# Records:
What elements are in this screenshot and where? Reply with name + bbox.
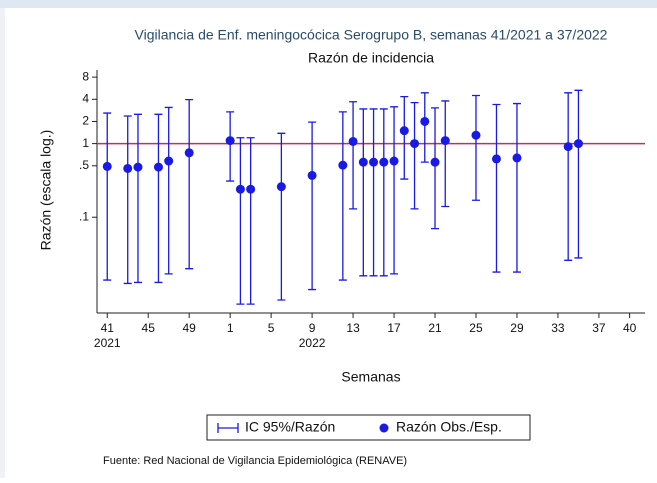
x-tick-label: 17	[387, 321, 401, 335]
point	[573, 139, 583, 149]
point	[369, 157, 379, 167]
point	[471, 130, 481, 140]
legend-box	[206, 414, 531, 441]
error-bar	[574, 89, 583, 259]
error-bar	[164, 106, 173, 275]
y-tick-label: 4	[82, 91, 89, 105]
error-bar	[400, 95, 409, 180]
y-tick-label: 1	[82, 136, 89, 150]
error-bar	[185, 98, 194, 270]
error-bar	[123, 115, 132, 285]
y-tick-label: 8	[82, 69, 89, 83]
point	[399, 126, 409, 136]
y-tick-label: 2	[82, 114, 89, 128]
x-tick-label: 5	[268, 321, 275, 335]
error-bar	[103, 112, 112, 281]
x-tick-label: 33	[551, 321, 565, 335]
error-bar	[349, 101, 358, 210]
legend-point-icon	[379, 423, 389, 433]
x-tick-label: 1	[227, 321, 234, 335]
point	[512, 153, 522, 163]
error-bar	[369, 108, 378, 277]
error-bar	[154, 113, 163, 284]
y-axis-label: Razón (escala log.)	[38, 130, 54, 251]
top-band	[0, 0, 657, 8]
x-tick-label: 41	[101, 321, 115, 335]
error-bar	[359, 108, 368, 277]
year-label: 2022	[299, 336, 326, 350]
point	[379, 157, 389, 167]
point	[153, 162, 163, 172]
error-bar	[564, 92, 573, 261]
error-bar	[226, 111, 235, 182]
chart-title: Vigilancia de Enf. meningocócica Serogru…	[135, 27, 608, 43]
point	[184, 148, 194, 158]
error-bar	[512, 102, 521, 273]
point	[491, 154, 501, 164]
source-note: Fuente: Red Nacional de Vigilancia Epide…	[103, 455, 407, 467]
point	[123, 163, 133, 173]
point	[102, 161, 112, 171]
year-label: 2021	[94, 336, 121, 350]
error-bar	[471, 94, 480, 201]
error-bar	[492, 103, 501, 273]
error-bar	[133, 113, 142, 284]
error-bar	[277, 132, 286, 301]
point	[276, 182, 286, 192]
point	[348, 136, 358, 146]
error-bar	[379, 108, 388, 277]
point	[164, 156, 174, 166]
legend-label: IC 95%/Razón	[245, 419, 335, 435]
x-tick-label: 13	[346, 321, 360, 335]
y-tick-label: .5	[79, 158, 89, 172]
error-bar	[236, 137, 245, 305]
x-tick-label: 49	[183, 321, 197, 335]
x-tick-label: 21	[428, 321, 442, 335]
point	[246, 184, 256, 194]
error-bar	[431, 107, 440, 230]
point	[389, 156, 399, 166]
error-bar	[420, 92, 429, 163]
error-bar	[338, 111, 347, 281]
legend-errorbar-icon	[217, 423, 239, 433]
point	[563, 142, 573, 152]
x-tick-label: 25	[469, 321, 483, 335]
point	[225, 136, 235, 146]
point	[410, 139, 420, 149]
x-tick-label: 40	[623, 321, 637, 335]
legend-label: Razón Obs./Esp.	[396, 419, 502, 435]
error-bar	[441, 100, 450, 208]
point	[440, 136, 450, 146]
error-bar	[246, 137, 255, 305]
point	[430, 157, 440, 167]
point	[358, 157, 368, 167]
left-band	[0, 8, 5, 478]
x-tick-label: 29	[510, 321, 524, 335]
chart-subtitle: Razón de incidencia	[308, 50, 434, 66]
point	[133, 162, 143, 172]
error-bar	[410, 102, 419, 210]
y-tick-label: .1	[79, 209, 89, 223]
point	[235, 184, 245, 194]
x-tick-label: 9	[309, 321, 316, 335]
x-tick-label: 37	[592, 321, 606, 335]
x-tick-label: 45	[142, 321, 156, 335]
point	[307, 170, 317, 180]
error-bar	[390, 106, 399, 275]
point	[420, 116, 430, 126]
x-axis-label: Semanas	[341, 369, 400, 385]
point	[338, 160, 348, 170]
error-bar	[308, 121, 317, 291]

# Exercise aim:
Reproduce the entries above line for line, without changing a single character, and leave out the picture.

# Response to this task:
What elements are in this screenshot and where? Reply with name + bbox.
x-tick-label: 17	[387, 321, 401, 335]
point	[573, 139, 583, 149]
point	[369, 157, 379, 167]
point	[471, 130, 481, 140]
legend-box	[206, 414, 531, 441]
error-bar	[574, 89, 583, 259]
error-bar	[164, 106, 173, 275]
y-tick-label: 4	[82, 91, 89, 105]
error-bar	[400, 95, 409, 180]
y-tick-label: 1	[82, 136, 89, 150]
error-bar	[185, 98, 194, 270]
error-bar	[123, 115, 132, 285]
y-tick-label: 8	[82, 69, 89, 83]
point	[399, 126, 409, 136]
y-tick-label: 2	[82, 114, 89, 128]
x-tick-label: 5	[268, 321, 275, 335]
error-bar	[103, 112, 112, 281]
x-tick-label: 33	[551, 321, 565, 335]
error-bar	[349, 101, 358, 210]
legend-point-icon	[379, 423, 389, 433]
x-tick-label: 1	[227, 321, 234, 335]
point	[512, 153, 522, 163]
error-bar	[369, 108, 378, 277]
error-bar	[154, 113, 163, 284]
y-axis-label: Razón (escala log.)	[38, 130, 54, 251]
top-band	[0, 0, 657, 8]
x-tick-label: 41	[101, 321, 115, 335]
error-bar	[359, 108, 368, 277]
year-label: 2022	[299, 336, 326, 350]
point	[379, 157, 389, 167]
point	[153, 162, 163, 172]
error-bar	[564, 92, 573, 261]
error-bar	[226, 111, 235, 182]
chart-title: Vigilancia de Enf. meningocócica Serogru…	[135, 27, 608, 43]
point	[184, 148, 194, 158]
error-bar	[512, 102, 521, 273]
point	[491, 154, 501, 164]
source-note: Fuente: Red Nacional de Vigilancia Epide…	[103, 455, 407, 467]
point	[123, 163, 133, 173]
point	[102, 161, 112, 171]
year-label: 2021	[94, 336, 121, 350]
error-bar	[471, 94, 480, 201]
error-bar	[492, 103, 501, 273]
error-bar	[133, 113, 142, 284]
error-bar	[277, 132, 286, 301]
point	[276, 182, 286, 192]
point	[348, 136, 358, 146]
error-bar	[379, 108, 388, 277]
point	[164, 156, 174, 166]
legend-label: IC 95%/Razón	[245, 419, 335, 435]
x-tick-label: 13	[346, 321, 360, 335]
y-tick-label: .5	[79, 158, 89, 172]
error-bar	[236, 137, 245, 305]
x-tick-label: 49	[183, 321, 197, 335]
x-tick-label: 21	[428, 321, 442, 335]
point	[246, 184, 256, 194]
error-bar	[431, 107, 440, 230]
point	[389, 156, 399, 166]
error-bar	[420, 92, 429, 163]
error-bar	[338, 111, 347, 281]
legend-errorbar-icon	[217, 423, 239, 433]
point	[563, 142, 573, 152]
x-tick-label: 25	[469, 321, 483, 335]
point	[225, 136, 235, 146]
point	[410, 139, 420, 149]
x-tick-label: 40	[623, 321, 637, 335]
legend-label: Razón Obs./Esp.	[396, 419, 502, 435]
error-bar	[441, 100, 450, 208]
point	[440, 136, 450, 146]
error-bar	[246, 137, 255, 305]
point	[430, 157, 440, 167]
point	[358, 157, 368, 167]
left-band	[0, 8, 5, 478]
x-tick-label: 29	[510, 321, 524, 335]
chart-subtitle: Razón de incidencia	[308, 50, 434, 66]
point	[133, 162, 143, 172]
error-bar	[410, 102, 419, 210]
y-tick-label: .1	[79, 209, 89, 223]
point	[235, 184, 245, 194]
x-tick-label: 9	[309, 321, 316, 335]
x-tick-label: 37	[592, 321, 606, 335]
x-tick-label: 45	[142, 321, 156, 335]
point	[307, 170, 317, 180]
error-bar	[390, 106, 399, 275]
point	[420, 116, 430, 126]
x-axis-label: Semanas	[341, 369, 400, 385]
point	[338, 160, 348, 170]
error-bar	[308, 121, 317, 291]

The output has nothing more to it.